** start **

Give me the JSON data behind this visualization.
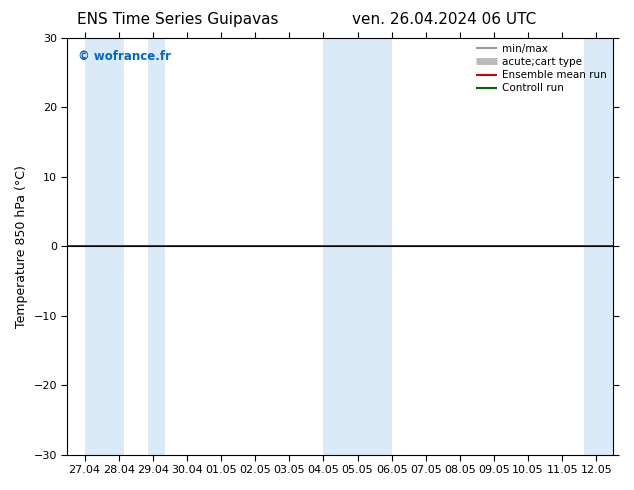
{
  "title_left": "ENS Time Series Guipavas",
  "title_right": "ven. 26.04.2024 06 UTC",
  "ylabel": "Temperature 850 hPa (°C)",
  "ylim": [
    -30,
    30
  ],
  "yticks": [
    -30,
    -20,
    -10,
    0,
    10,
    20,
    30
  ],
  "xtick_labels": [
    "27.04",
    "28.04",
    "29.04",
    "30.04",
    "01.05",
    "02.05",
    "03.05",
    "04.05",
    "05.05",
    "06.05",
    "07.05",
    "08.05",
    "09.05",
    "10.05",
    "11.05",
    "12.05"
  ],
  "xtick_positions": [
    0,
    1,
    2,
    3,
    4,
    5,
    6,
    7,
    8,
    9,
    10,
    11,
    12,
    13,
    14,
    15
  ],
  "xlim": [
    -0.5,
    15.5
  ],
  "blue_bands": [
    [
      0.0,
      1.15
    ],
    [
      1.85,
      2.35
    ],
    [
      7.0,
      9.0
    ],
    [
      14.65,
      15.5
    ]
  ],
  "light_blue": "#daeaf7",
  "zero_line_color": "#000000",
  "zero_line_lw": 0.8,
  "control_run_color": "#006600",
  "control_run_lw": 1.2,
  "ensemble_mean_color": "#cc0000",
  "ensemble_mean_lw": 1.2,
  "watermark": "© wofrance.fr",
  "watermark_color": "#0066cc",
  "background_color": "#ffffff",
  "legend_items": [
    {
      "label": "min/max",
      "color": "#999999",
      "lw": 1.5
    },
    {
      "label": "acute;cart type",
      "color": "#bbbbbb",
      "lw": 5
    },
    {
      "label": "Ensemble mean run",
      "color": "#cc0000",
      "lw": 1.5
    },
    {
      "label": "Controll run",
      "color": "#006600",
      "lw": 1.5
    }
  ],
  "title_fontsize": 11,
  "tick_fontsize": 8,
  "label_fontsize": 9,
  "watermark_fontsize": 8.5,
  "legend_fontsize": 7.5
}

** end **

→ **REQUIREMENT**
Print all of the entries word for word. Skip any images they contain.

→ **RESULT BELOW**
Give me the JSON data behind this visualization.
{
  "title_left": "ENS Time Series Guipavas",
  "title_right": "ven. 26.04.2024 06 UTC",
  "ylabel": "Temperature 850 hPa (°C)",
  "ylim": [
    -30,
    30
  ],
  "yticks": [
    -30,
    -20,
    -10,
    0,
    10,
    20,
    30
  ],
  "xtick_labels": [
    "27.04",
    "28.04",
    "29.04",
    "30.04",
    "01.05",
    "02.05",
    "03.05",
    "04.05",
    "05.05",
    "06.05",
    "07.05",
    "08.05",
    "09.05",
    "10.05",
    "11.05",
    "12.05"
  ],
  "xtick_positions": [
    0,
    1,
    2,
    3,
    4,
    5,
    6,
    7,
    8,
    9,
    10,
    11,
    12,
    13,
    14,
    15
  ],
  "xlim": [
    -0.5,
    15.5
  ],
  "blue_bands": [
    [
      0.0,
      1.15
    ],
    [
      1.85,
      2.35
    ],
    [
      7.0,
      9.0
    ],
    [
      14.65,
      15.5
    ]
  ],
  "light_blue": "#daeaf7",
  "zero_line_color": "#000000",
  "zero_line_lw": 0.8,
  "control_run_color": "#006600",
  "control_run_lw": 1.2,
  "ensemble_mean_color": "#cc0000",
  "ensemble_mean_lw": 1.2,
  "watermark": "© wofrance.fr",
  "watermark_color": "#0066cc",
  "background_color": "#ffffff",
  "legend_items": [
    {
      "label": "min/max",
      "color": "#999999",
      "lw": 1.5
    },
    {
      "label": "acute;cart type",
      "color": "#bbbbbb",
      "lw": 5
    },
    {
      "label": "Ensemble mean run",
      "color": "#cc0000",
      "lw": 1.5
    },
    {
      "label": "Controll run",
      "color": "#006600",
      "lw": 1.5
    }
  ],
  "title_fontsize": 11,
  "tick_fontsize": 8,
  "label_fontsize": 9,
  "watermark_fontsize": 8.5,
  "legend_fontsize": 7.5
}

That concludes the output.